◆ Your task
Check every line of the entries below for the word "label", and copy the ones that have it.

** Start Data in this exercise **

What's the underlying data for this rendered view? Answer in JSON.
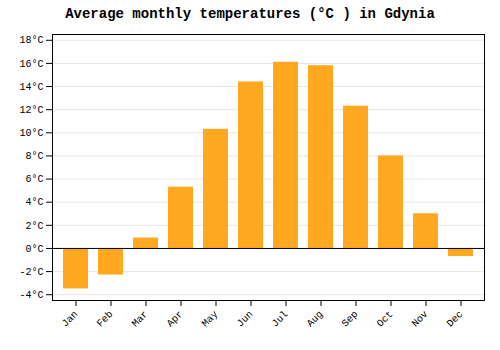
{
  "chart_data": {
    "type": "bar",
    "title": "Average monthly temperatures (°C ) in Gdynia",
    "categories": [
      "Jan",
      "Feb",
      "Mar",
      "Apr",
      "May",
      "Jun",
      "Jul",
      "Aug",
      "Sep",
      "Oct",
      "Nov",
      "Dec"
    ],
    "values": [
      -3.5,
      -2.3,
      0.9,
      5.3,
      10.3,
      14.4,
      16.1,
      15.8,
      12.3,
      8.0,
      3.0,
      -0.7
    ],
    "color": "#FFA820",
    "ylim": [
      -4.5,
      18.5
    ],
    "yticks": [
      {
        "value": -4,
        "label": "-4°C"
      },
      {
        "value": -2,
        "label": "-2°C"
      },
      {
        "value": 0,
        "label": "0°C"
      },
      {
        "value": 2,
        "label": "2°C"
      },
      {
        "value": 4,
        "label": "4°C"
      },
      {
        "value": 6,
        "label": "6°C"
      },
      {
        "value": 8,
        "label": "8°C"
      },
      {
        "value": 10,
        "label": "10°C"
      },
      {
        "value": 12,
        "label": "12°C"
      },
      {
        "value": 14,
        "label": "14°C"
      },
      {
        "value": 16,
        "label": "16°C"
      },
      {
        "value": 18,
        "label": "18°C"
      }
    ],
    "grid": true
  }
}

** End Data in this exercise **

◆ Problem solution
        "label": "-4°C"
        "label": "-2°C"
        "label": "0°C"
        "label": "2°C"
        "label": "4°C"
        "label": "6°C"
        "label": "8°C"
        "label": "10°C"
        "label": "12°C"
        "label": "14°C"
        "label": "16°C"
        "label": "18°C"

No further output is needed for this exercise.